== Dataset extract ==

= = = = =

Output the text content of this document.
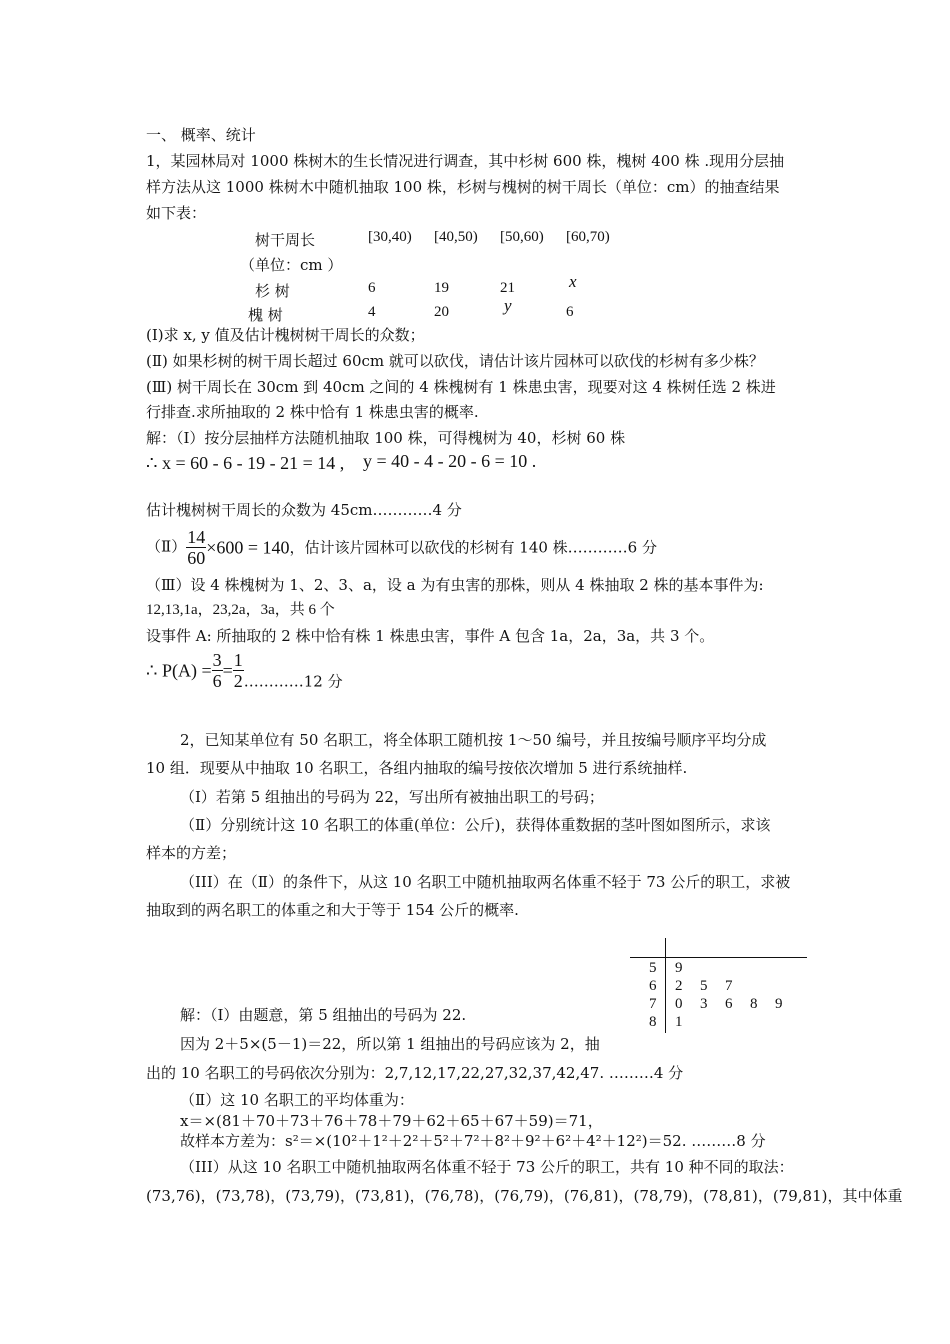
一、 概率、统计
1，某园林局对 1000 株树木的生长情况进行调查，其中杉树 600 株，槐树 400 株 .现用分层抽
样方法从这 1000 株树木中随机抽取 100 株，杉树与槐树的树干周长（单位：cm）的抽查结果
如下表：
树干周长	[30,40) [40,50) [50,60) [60,70)
（单位：cm ）
杉 树	6	19	21	x
槐 树	4	20	y	6
(I)求 x, y 值及估计槐树树干周长的众数；
(Ⅱ) 如果杉树的树干周长超过 60cm 就可以砍伐，请估计该片园林可以砍伐的杉树有多少株？
(Ⅲ) 树干周长在 30cm 到 40cm 之间的 4 株槐树有 1 株患虫害，现要对这 4 株树任选 2 株进
行排查.求所抽取的 2 株中恰有 1 株患虫害的概率.
解：（Ⅰ）按分层抽样方法随机抽取 100 株，可得槐树为 40，杉树 60 株
∴ x = 60 - 6 - 19 - 21 = 14 , y = 40 - 4 - 20 - 6 = 10 .
估计槐树树干周长的众数为 45cm…………4 分
（Ⅱ） $\frac{14}{60} \times 600 = 140$，估计该片园林可以砍伐的杉树有 140 株…………6 分
（Ⅲ）设 4 株槐树为 1、2、3、a，设 a 为有虫害的那株，则从 4 株抽取 2 株的基本事件为:
12,13,1a，23,2a，3a，共 6 个
设事件 A: 所抽取的 2 株中恰有株 1 株患虫害，事件 A 包含 1a，2a，3a，共 3 个。
∴ $P(A) = \frac{3}{6} = \frac{1}{2}$ …………12 分
2，已知某单位有 50 名职工，将全体职工随机按 1～50 编号，并且按编号顺序平均分成
10 组．现要从中抽取 10 名职工，各组内抽取的编号按依次增加 5 进行系统抽样.
（Ⅰ）若第 5 组抽出的号码为 22，写出所有被抽出职工的号码；
（Ⅱ）分别统计这 10 名职工的体重(单位：公斤)，获得体重数据的茎叶图如图所示，求该
样本的方差；
（III）在（Ⅱ）的条件下，从这 10 名职工中随机抽取两名体重不轻于 73 公斤的职工，求被
抽取到的两名职工的体重之和大于等于 154 公斤的概率.
5 9
6 2 5 7
7 0 3 6 8 9
8 1
解：（Ⅰ）由题意，第 5 组抽出的号码为 22.
因为 2＋5×(5－1)＝22，所以第 1 组抽出的号码应该为 2，抽
出的 10 名职工的号码依次分别为：2,7,12,17,22,27,32,37,42,47. ………4 分
（Ⅱ）这 10 名职工的平均体重为：
x＝×(81＋70＋73＋76＋78＋79＋62＋65＋67＋59)＝71，
故样本方差为：s²＝×(10²＋1²＋2²＋5²＋7²＋8²＋9²＋6²＋4²＋12²)＝52. ………8 分
（III）从这 10 名职工中随机抽取两名体重不轻于 73 公斤的职工，共有 10 种不同的取法：
(73,76)，(73,78)，(73,79)，(73,81)，(76,78)，(76,79)，(76,81)，(78,79)，(78,81)，(79,81)，其中体重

= = = = =

Return each full line of the entries that contains the word "组抽出的号码为".

（Ⅰ）若第 5 组抽出的号码为 22，写出所有被抽出职工的号码；
解：（Ⅰ）由题意，第 5 组抽出的号码为 22.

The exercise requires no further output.